**What is expected**
Return every line of the data below that includes the string "спорт".

**Records that describe figures**
◇ ◇ ◇ ◇ ◇

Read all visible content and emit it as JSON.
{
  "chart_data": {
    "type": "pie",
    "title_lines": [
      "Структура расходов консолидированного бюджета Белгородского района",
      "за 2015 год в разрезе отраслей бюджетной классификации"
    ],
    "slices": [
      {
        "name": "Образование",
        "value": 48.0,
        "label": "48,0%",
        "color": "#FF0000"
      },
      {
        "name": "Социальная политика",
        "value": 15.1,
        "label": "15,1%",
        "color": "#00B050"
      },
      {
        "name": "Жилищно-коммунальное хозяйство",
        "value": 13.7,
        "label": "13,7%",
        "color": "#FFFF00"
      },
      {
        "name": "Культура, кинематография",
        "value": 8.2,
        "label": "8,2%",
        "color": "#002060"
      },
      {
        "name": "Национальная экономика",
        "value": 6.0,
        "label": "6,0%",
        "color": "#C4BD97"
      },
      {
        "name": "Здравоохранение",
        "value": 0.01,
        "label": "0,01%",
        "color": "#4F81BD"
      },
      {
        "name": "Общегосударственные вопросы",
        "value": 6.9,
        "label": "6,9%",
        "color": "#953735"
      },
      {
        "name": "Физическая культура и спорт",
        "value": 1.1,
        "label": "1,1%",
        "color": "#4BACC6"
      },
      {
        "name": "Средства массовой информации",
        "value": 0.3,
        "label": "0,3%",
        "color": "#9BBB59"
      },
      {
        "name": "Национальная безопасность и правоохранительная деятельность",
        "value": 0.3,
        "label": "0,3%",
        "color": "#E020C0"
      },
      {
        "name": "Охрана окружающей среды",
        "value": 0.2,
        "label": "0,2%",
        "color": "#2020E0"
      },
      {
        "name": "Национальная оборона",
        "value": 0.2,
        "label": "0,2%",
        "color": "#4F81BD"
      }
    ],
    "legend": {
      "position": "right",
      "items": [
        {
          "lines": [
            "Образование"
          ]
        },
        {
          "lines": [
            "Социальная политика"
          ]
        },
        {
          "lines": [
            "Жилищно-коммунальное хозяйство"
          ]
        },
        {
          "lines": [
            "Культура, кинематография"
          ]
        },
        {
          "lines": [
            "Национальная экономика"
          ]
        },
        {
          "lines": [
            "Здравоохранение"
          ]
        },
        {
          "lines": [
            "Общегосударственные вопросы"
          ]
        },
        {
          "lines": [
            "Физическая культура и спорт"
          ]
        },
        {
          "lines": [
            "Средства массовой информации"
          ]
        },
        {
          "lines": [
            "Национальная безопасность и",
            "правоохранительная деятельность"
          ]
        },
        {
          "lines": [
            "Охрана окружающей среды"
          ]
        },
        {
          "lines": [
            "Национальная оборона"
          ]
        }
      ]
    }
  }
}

◇ ◇ ◇ ◇ ◇

**Response to the task**
        "name": "Физическая культура и спорт",
            "Физическая культура и спорт"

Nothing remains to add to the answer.